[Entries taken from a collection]
★ ★ ★ ★ ★ ★ ★

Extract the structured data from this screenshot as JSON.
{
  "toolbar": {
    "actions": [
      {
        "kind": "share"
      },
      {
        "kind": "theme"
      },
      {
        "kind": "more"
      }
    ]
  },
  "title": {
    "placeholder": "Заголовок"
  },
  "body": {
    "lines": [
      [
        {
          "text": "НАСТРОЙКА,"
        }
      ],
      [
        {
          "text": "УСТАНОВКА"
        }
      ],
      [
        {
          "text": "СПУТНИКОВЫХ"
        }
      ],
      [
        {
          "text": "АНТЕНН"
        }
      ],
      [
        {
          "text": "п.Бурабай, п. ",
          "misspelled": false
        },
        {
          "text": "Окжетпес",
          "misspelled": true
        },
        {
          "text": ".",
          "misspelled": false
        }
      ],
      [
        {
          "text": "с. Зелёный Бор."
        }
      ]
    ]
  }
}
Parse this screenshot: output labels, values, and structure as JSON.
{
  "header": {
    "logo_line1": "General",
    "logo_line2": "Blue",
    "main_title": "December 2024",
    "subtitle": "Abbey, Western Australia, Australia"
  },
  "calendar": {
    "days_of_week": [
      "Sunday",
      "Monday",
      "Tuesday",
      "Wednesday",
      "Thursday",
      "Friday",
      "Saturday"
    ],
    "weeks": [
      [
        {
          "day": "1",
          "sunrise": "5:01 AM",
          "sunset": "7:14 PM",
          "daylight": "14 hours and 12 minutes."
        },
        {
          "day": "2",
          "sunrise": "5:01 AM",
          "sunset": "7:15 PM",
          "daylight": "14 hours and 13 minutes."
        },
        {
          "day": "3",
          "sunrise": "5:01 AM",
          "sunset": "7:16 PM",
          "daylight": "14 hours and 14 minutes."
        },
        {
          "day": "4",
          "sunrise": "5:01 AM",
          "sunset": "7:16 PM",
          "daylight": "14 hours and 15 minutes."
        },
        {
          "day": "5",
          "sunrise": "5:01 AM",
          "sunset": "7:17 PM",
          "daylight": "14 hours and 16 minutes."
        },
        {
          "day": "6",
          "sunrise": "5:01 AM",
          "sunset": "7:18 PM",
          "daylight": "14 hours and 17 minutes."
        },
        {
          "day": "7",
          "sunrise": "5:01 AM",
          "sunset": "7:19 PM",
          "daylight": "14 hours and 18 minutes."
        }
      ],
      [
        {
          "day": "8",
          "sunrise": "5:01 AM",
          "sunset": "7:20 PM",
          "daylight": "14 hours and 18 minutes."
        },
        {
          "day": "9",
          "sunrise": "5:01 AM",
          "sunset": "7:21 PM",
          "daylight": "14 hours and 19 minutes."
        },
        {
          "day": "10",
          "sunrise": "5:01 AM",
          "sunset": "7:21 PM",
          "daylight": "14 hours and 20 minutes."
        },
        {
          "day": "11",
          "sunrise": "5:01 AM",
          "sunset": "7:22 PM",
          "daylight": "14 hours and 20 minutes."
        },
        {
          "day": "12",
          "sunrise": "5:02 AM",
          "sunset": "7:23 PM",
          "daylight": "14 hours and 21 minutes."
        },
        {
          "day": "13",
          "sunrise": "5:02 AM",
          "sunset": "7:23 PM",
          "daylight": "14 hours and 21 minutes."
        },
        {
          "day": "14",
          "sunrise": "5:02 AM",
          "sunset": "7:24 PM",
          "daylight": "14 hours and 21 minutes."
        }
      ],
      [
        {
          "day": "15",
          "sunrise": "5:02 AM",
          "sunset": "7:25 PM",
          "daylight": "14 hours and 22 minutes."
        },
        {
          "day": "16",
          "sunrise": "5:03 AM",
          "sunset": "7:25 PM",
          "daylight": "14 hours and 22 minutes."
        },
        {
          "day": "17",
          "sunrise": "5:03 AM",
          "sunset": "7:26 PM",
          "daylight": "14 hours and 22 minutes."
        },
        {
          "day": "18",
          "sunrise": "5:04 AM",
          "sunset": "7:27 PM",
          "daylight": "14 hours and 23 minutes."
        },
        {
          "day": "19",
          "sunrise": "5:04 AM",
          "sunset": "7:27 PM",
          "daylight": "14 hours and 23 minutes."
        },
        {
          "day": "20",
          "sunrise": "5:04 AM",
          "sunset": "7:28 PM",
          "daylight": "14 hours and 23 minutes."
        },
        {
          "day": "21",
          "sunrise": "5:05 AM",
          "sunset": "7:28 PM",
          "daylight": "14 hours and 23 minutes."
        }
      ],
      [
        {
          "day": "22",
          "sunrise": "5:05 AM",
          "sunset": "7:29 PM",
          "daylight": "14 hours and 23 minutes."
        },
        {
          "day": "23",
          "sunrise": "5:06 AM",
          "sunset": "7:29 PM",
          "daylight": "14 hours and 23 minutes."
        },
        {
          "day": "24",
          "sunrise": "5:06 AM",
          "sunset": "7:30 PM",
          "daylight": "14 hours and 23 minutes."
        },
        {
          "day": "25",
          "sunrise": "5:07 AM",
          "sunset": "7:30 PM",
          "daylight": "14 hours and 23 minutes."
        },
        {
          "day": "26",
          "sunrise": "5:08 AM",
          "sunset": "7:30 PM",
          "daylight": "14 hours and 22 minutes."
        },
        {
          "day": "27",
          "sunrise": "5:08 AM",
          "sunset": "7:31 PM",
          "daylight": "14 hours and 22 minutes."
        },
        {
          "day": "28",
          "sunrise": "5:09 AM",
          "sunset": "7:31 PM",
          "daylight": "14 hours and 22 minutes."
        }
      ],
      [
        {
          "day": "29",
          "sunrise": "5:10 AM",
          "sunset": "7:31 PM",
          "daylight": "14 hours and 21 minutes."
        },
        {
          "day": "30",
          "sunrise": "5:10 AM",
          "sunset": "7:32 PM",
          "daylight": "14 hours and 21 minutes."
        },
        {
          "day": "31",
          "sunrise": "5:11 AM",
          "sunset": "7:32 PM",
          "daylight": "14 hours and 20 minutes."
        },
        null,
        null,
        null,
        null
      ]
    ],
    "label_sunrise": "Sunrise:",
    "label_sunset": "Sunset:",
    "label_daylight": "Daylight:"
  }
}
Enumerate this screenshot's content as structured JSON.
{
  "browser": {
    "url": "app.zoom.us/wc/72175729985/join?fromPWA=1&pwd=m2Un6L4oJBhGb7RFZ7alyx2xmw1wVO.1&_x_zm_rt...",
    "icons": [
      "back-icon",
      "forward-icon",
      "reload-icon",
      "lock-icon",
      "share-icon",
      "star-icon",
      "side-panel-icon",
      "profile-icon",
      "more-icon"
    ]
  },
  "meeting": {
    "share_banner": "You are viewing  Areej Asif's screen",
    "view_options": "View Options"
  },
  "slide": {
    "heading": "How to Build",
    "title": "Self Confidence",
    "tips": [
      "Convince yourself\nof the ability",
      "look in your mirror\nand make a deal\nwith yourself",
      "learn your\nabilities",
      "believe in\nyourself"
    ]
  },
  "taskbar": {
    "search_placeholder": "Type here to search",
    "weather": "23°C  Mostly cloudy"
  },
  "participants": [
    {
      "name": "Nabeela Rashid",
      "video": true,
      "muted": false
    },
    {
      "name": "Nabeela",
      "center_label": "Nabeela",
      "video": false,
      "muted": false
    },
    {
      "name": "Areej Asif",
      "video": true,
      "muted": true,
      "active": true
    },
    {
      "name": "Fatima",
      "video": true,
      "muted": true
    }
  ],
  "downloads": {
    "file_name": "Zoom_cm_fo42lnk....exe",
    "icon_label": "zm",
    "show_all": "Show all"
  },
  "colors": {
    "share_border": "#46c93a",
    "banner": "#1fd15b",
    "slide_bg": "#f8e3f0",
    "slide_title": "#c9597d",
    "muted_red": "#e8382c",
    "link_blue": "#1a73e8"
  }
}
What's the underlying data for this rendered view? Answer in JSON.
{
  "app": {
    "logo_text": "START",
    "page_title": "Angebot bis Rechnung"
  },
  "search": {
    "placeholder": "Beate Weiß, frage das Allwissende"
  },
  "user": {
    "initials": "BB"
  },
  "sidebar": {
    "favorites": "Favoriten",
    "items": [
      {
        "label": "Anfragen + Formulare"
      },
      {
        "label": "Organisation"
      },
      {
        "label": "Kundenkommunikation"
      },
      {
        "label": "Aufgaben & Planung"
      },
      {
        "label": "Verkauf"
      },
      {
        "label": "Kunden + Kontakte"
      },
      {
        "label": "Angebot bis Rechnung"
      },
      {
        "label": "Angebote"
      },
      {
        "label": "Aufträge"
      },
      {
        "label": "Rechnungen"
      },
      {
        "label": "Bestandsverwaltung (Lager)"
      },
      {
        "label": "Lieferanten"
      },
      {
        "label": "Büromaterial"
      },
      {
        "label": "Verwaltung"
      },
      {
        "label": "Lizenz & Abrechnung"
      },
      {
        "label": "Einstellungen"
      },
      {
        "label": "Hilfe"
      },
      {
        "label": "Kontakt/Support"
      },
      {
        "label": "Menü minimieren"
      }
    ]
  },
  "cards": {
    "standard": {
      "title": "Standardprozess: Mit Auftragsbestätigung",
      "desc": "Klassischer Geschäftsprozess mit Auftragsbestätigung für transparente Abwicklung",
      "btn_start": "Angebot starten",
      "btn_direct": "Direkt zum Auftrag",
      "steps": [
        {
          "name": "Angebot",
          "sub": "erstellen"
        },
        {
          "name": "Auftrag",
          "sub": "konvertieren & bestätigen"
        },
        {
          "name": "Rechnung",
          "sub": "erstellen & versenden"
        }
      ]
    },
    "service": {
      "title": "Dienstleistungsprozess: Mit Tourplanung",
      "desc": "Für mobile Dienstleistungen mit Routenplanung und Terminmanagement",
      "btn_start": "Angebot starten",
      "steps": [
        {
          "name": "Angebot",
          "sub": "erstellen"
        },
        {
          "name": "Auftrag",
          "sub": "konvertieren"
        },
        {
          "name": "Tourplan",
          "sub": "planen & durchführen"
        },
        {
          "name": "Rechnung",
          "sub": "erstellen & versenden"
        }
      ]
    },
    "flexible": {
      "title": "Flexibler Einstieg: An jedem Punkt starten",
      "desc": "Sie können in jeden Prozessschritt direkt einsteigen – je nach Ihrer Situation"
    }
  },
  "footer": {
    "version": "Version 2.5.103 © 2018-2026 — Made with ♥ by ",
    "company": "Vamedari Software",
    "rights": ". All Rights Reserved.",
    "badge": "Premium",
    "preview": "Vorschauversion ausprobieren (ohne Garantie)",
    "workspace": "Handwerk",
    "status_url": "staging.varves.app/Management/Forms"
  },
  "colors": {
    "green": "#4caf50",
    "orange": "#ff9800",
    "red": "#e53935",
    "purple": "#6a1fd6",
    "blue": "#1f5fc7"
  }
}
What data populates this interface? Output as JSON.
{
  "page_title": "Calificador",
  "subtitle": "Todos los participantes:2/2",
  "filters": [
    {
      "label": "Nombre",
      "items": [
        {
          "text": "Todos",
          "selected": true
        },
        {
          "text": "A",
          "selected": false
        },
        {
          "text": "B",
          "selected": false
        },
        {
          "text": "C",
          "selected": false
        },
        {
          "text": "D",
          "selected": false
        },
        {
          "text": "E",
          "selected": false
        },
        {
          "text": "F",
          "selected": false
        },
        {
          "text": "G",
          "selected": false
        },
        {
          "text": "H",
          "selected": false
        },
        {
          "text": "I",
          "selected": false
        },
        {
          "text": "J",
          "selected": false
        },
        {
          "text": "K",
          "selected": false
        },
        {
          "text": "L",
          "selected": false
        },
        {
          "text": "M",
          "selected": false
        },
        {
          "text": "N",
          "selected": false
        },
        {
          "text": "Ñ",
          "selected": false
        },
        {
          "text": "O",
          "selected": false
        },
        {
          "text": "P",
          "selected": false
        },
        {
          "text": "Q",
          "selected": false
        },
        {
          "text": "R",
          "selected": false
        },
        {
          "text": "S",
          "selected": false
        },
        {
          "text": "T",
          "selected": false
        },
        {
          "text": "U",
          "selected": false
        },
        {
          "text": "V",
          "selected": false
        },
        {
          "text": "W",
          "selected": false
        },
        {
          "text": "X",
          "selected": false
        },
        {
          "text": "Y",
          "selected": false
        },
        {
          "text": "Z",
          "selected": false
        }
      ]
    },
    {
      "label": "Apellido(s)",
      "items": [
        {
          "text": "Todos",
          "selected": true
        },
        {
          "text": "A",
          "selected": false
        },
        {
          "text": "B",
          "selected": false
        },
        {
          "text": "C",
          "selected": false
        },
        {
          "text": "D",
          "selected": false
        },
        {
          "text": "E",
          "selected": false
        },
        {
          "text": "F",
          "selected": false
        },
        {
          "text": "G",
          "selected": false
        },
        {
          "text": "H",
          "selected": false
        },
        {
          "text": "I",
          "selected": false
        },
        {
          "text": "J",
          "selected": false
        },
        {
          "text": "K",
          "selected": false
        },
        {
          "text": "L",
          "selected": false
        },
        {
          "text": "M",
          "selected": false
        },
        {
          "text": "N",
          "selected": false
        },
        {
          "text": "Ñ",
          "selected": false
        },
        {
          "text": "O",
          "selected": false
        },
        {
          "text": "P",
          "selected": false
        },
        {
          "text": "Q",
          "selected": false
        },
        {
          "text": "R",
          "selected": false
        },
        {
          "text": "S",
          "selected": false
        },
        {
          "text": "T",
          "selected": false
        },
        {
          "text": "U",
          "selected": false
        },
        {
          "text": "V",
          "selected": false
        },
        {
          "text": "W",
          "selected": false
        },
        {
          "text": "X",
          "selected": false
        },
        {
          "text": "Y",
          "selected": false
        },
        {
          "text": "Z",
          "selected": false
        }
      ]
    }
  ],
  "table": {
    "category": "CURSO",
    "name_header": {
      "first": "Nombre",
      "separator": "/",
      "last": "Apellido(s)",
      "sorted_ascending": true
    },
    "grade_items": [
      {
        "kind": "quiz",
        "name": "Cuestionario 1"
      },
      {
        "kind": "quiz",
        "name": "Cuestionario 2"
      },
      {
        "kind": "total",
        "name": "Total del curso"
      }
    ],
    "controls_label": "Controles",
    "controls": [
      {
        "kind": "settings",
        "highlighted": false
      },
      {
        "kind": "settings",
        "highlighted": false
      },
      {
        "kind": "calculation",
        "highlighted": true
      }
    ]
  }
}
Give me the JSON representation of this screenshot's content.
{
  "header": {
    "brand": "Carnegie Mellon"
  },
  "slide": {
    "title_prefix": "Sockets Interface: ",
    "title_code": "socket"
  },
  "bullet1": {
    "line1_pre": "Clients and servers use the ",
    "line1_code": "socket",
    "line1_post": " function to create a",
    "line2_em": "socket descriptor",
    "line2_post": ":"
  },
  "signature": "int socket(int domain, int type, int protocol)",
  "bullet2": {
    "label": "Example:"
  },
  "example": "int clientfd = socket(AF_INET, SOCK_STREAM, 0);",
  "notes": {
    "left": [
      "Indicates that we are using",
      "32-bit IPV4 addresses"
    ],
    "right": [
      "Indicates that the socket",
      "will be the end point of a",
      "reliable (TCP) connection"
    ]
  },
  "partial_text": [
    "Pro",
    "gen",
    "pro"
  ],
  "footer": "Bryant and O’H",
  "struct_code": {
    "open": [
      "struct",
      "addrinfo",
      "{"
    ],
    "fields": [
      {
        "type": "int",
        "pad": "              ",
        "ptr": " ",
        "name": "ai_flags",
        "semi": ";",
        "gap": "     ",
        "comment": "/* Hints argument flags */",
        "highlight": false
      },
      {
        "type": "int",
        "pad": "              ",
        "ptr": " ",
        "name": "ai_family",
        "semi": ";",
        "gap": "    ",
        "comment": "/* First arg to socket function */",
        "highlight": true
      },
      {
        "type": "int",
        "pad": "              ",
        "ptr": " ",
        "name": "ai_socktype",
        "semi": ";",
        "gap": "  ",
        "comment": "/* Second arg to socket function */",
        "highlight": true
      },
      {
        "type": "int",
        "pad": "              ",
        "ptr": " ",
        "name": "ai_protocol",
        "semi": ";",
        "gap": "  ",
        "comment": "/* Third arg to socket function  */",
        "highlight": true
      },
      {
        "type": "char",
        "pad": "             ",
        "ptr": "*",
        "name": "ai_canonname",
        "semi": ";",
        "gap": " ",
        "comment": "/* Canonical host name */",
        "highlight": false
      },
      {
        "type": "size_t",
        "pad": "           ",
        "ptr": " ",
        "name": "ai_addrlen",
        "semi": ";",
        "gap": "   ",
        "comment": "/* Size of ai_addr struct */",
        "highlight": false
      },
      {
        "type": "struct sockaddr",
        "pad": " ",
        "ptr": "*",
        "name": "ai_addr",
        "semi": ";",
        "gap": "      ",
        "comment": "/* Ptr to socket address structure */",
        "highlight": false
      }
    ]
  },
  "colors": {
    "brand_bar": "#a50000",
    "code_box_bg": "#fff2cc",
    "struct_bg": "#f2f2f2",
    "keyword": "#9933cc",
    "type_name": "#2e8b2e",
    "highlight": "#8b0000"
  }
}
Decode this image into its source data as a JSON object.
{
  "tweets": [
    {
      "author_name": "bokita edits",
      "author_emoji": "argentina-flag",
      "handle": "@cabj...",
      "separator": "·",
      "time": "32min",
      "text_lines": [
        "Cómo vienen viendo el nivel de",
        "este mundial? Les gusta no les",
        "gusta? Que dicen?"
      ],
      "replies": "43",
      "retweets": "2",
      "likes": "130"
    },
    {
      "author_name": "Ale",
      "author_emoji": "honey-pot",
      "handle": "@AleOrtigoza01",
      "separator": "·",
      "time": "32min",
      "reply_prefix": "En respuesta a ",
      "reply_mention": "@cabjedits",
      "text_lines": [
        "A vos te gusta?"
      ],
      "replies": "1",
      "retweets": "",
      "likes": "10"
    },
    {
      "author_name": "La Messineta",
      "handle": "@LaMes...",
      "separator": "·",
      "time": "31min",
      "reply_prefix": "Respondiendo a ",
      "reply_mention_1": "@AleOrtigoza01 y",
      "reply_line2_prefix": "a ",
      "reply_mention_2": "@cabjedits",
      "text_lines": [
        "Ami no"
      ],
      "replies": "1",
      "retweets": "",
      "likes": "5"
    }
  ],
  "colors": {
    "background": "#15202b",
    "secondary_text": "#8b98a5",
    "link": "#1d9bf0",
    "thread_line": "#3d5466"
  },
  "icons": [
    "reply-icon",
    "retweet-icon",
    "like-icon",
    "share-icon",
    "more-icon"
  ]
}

★ ★ ★ ★ ★ ★ ★

* _Work to do_: List the lines of the records where "What" occurs.

* _Exercise answer_:
What's the underlying data for this rendered view? Answer in JSON.
What data populates this interface? Output as JSON.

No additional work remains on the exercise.